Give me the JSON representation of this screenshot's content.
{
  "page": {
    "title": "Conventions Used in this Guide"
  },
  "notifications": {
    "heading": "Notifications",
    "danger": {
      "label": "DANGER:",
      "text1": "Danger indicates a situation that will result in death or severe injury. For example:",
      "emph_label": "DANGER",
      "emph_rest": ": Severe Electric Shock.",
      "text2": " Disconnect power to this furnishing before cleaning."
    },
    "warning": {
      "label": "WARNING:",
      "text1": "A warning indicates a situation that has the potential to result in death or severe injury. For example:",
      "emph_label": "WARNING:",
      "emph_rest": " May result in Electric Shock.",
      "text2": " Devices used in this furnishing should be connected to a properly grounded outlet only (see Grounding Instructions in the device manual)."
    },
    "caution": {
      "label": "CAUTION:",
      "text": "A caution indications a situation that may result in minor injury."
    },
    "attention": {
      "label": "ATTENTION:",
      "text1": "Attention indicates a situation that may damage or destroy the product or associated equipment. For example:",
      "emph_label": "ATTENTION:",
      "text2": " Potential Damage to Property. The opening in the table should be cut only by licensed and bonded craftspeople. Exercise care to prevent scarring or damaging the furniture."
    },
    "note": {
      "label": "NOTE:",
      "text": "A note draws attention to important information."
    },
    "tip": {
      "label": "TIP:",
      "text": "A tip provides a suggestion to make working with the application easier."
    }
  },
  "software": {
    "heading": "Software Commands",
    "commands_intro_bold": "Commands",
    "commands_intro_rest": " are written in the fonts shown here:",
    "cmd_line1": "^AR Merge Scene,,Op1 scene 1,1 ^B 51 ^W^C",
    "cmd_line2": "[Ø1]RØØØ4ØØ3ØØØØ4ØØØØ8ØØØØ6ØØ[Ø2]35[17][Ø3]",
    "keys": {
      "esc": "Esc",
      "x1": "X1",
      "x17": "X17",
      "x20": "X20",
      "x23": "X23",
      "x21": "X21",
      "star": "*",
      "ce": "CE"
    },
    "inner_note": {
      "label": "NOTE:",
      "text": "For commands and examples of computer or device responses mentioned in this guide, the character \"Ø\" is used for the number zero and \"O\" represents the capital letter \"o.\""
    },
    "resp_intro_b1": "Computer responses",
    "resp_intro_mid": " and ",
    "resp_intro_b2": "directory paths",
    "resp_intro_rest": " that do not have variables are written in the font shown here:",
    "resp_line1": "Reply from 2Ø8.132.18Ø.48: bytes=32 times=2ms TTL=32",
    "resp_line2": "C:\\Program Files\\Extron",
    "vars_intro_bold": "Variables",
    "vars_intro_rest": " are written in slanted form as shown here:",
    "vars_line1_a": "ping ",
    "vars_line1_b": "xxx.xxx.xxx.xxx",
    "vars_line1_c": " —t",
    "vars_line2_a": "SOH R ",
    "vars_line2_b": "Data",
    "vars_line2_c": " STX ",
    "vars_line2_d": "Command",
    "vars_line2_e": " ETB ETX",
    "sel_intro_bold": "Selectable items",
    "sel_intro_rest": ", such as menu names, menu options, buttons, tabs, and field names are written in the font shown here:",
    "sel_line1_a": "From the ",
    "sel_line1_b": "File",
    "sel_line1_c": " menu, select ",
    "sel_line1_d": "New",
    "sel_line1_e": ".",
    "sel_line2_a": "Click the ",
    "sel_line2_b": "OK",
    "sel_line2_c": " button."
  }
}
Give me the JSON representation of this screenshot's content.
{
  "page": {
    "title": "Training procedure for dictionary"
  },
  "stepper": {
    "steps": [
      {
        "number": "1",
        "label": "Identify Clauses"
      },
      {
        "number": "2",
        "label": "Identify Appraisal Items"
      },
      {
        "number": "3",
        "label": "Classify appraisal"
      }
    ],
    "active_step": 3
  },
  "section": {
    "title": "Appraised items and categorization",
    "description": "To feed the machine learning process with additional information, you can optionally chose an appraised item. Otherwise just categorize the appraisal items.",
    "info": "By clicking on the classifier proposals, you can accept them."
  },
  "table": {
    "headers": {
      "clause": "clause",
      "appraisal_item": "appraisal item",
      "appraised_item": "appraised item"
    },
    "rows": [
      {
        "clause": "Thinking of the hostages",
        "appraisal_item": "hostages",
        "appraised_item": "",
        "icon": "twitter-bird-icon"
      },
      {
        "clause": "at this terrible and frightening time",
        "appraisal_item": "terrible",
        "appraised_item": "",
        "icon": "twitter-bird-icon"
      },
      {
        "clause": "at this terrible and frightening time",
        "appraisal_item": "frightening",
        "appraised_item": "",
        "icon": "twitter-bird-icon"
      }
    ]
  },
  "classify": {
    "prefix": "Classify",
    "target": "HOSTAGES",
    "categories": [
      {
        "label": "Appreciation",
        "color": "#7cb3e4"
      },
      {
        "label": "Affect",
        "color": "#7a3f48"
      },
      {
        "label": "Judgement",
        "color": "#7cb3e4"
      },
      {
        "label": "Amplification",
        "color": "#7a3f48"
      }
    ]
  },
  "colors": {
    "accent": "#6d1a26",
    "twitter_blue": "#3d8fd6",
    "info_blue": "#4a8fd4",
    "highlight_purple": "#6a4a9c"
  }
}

☆ ☆ ☆

▶ _GOAL_
Reproduce the material above, every line of it, exactly.

▶ _ANSWER TO THIS PROBLEM_
Give me the JSON representation of this screenshot's content.
{
  "page": {
    "title": "Conventions Used in this Guide"
  },
  "notifications": {
    "heading": "Notifications",
    "danger": {
      "label": "DANGER:",
      "text1": "Danger indicates a situation that will result in death or severe injury. For example:",
      "emph_label": "DANGER",
      "emph_rest": ": Severe Electric Shock.",
      "text2": " Disconnect power to this furnishing before cleaning."
    },
    "warning": {
      "label": "WARNING:",
      "text1": "A warning indicates a situation that has the potential to result in death or severe injury. For example:",
      "emph_label": "WARNING:",
      "emph_rest": " May result in Electric Shock.",
      "text2": " Devices used in this furnishing should be connected to a properly grounded outlet only (see Grounding Instructions in the device manual)."
    },
    "caution": {
      "label": "CAUTION:",
      "text": "A caution indications a situation that may result in minor injury."
    },
    "attention": {
      "label": "ATTENTION:",
      "text1": "Attention indicates a situation that may damage or destroy the product or associated equipment. For example:",
      "emph_label": "ATTENTION:",
      "text2": " Potential Damage to Property. The opening in the table should be cut only by licensed and bonded craftspeople. Exercise care to prevent scarring or damaging the furniture."
    },
    "note": {
      "label": "NOTE:",
      "text": "A note draws attention to important information."
    },
    "tip": {
      "label": "TIP:",
      "text": "A tip provides a suggestion to make working with the application easier."
    }
  },
  "software": {
    "heading": "Software Commands",
    "commands_intro_bold": "Commands",
    "commands_intro_rest": " are written in the fonts shown here:",
    "cmd_line1": "^AR Merge Scene,,Op1 scene 1,1 ^B 51 ^W^C",
    "cmd_line2": "[Ø1]RØØØ4ØØ3ØØØØ4ØØØØ8ØØØØ6ØØ[Ø2]35[17][Ø3]",
    "keys": {
      "esc": "Esc",
      "x1": "X1",
      "x17": "X17",
      "x20": "X20",
      "x23": "X23",
      "x21": "X21",
      "star": "*",
      "ce": "CE"
    },
    "inner_note": {
      "label": "NOTE:",
      "text": "For commands and examples of computer or device responses mentioned in this guide, the character \"Ø\" is used for the number zero and \"O\" represents the capital letter \"o.\""
    },
    "resp_intro_b1": "Computer responses",
    "resp_intro_mid": " and ",
    "resp_intro_b2": "directory paths",
    "resp_intro_rest": " that do not have variables are written in the font shown here:",
    "resp_line1": "Reply from 2Ø8.132.18Ø.48: bytes=32 times=2ms TTL=32",
    "resp_line2": "C:\\Program Files\\Extron",
    "vars_intro_bold": "Variables",
    "vars_intro_rest": " are written in slanted form as shown here:",
    "vars_line1_a": "ping ",
    "vars_line1_b": "xxx.xxx.xxx.xxx",
    "vars_line1_c": " —t",
    "vars_line2_a": "SOH R ",
    "vars_line2_b": "Data",
    "vars_line2_c": " STX ",
    "vars_line2_d": "Command",
    "vars_line2_e": " ETB ETX",
    "sel_intro_bold": "Selectable items",
    "sel_intro_rest": ", such as menu names, menu options, buttons, tabs, and field names are written in the font shown here:",
    "sel_line1_a": "From the ",
    "sel_line1_b": "File",
    "sel_line1_c": " menu, select ",
    "sel_line1_d": "New",
    "sel_line1_e": ".",
    "sel_line2_a": "Click the ",
    "sel_line2_b": "OK",
    "sel_line2_c": " button."
  }
}
Give me the JSON representation of this screenshot's content.
{
  "page": {
    "title": "Training procedure for dictionary"
  },
  "stepper": {
    "steps": [
      {
        "number": "1",
        "label": "Identify Clauses"
      },
      {
        "number": "2",
        "label": "Identify Appraisal Items"
      },
      {
        "number": "3",
        "label": "Classify appraisal"
      }
    ],
    "active_step": 3
  },
  "section": {
    "title": "Appraised items and categorization",
    "description": "To feed the machine learning process with additional information, you can optionally chose an appraised item. Otherwise just categorize the appraisal items.",
    "info": "By clicking on the classifier proposals, you can accept them."
  },
  "table": {
    "headers": {
      "clause": "clause",
      "appraisal_item": "appraisal item",
      "appraised_item": "appraised item"
    },
    "rows": [
      {
        "clause": "Thinking of the hostages",
        "appraisal_item": "hostages",
        "appraised_item": "",
        "icon": "twitter-bird-icon"
      },
      {
        "clause": "at this terrible and frightening time",
        "appraisal_item": "terrible",
        "appraised_item": "",
        "icon": "twitter-bird-icon"
      },
      {
        "clause": "at this terrible and frightening time",
        "appraisal_item": "frightening",
        "appraised_item": "",
        "icon": "twitter-bird-icon"
      }
    ]
  },
  "classify": {
    "prefix": "Classify",
    "target": "HOSTAGES",
    "categories": [
      {
        "label": "Appreciation",
        "color": "#7cb3e4"
      },
      {
        "label": "Affect",
        "color": "#7a3f48"
      },
      {
        "label": "Judgement",
        "color": "#7cb3e4"
      },
      {
        "label": "Amplification",
        "color": "#7a3f48"
      }
    ]
  },
  "colors": {
    "accent": "#6d1a26",
    "twitter_blue": "#3d8fd6",
    "info_blue": "#4a8fd4",
    "highlight_purple": "#6a4a9c"
  }
}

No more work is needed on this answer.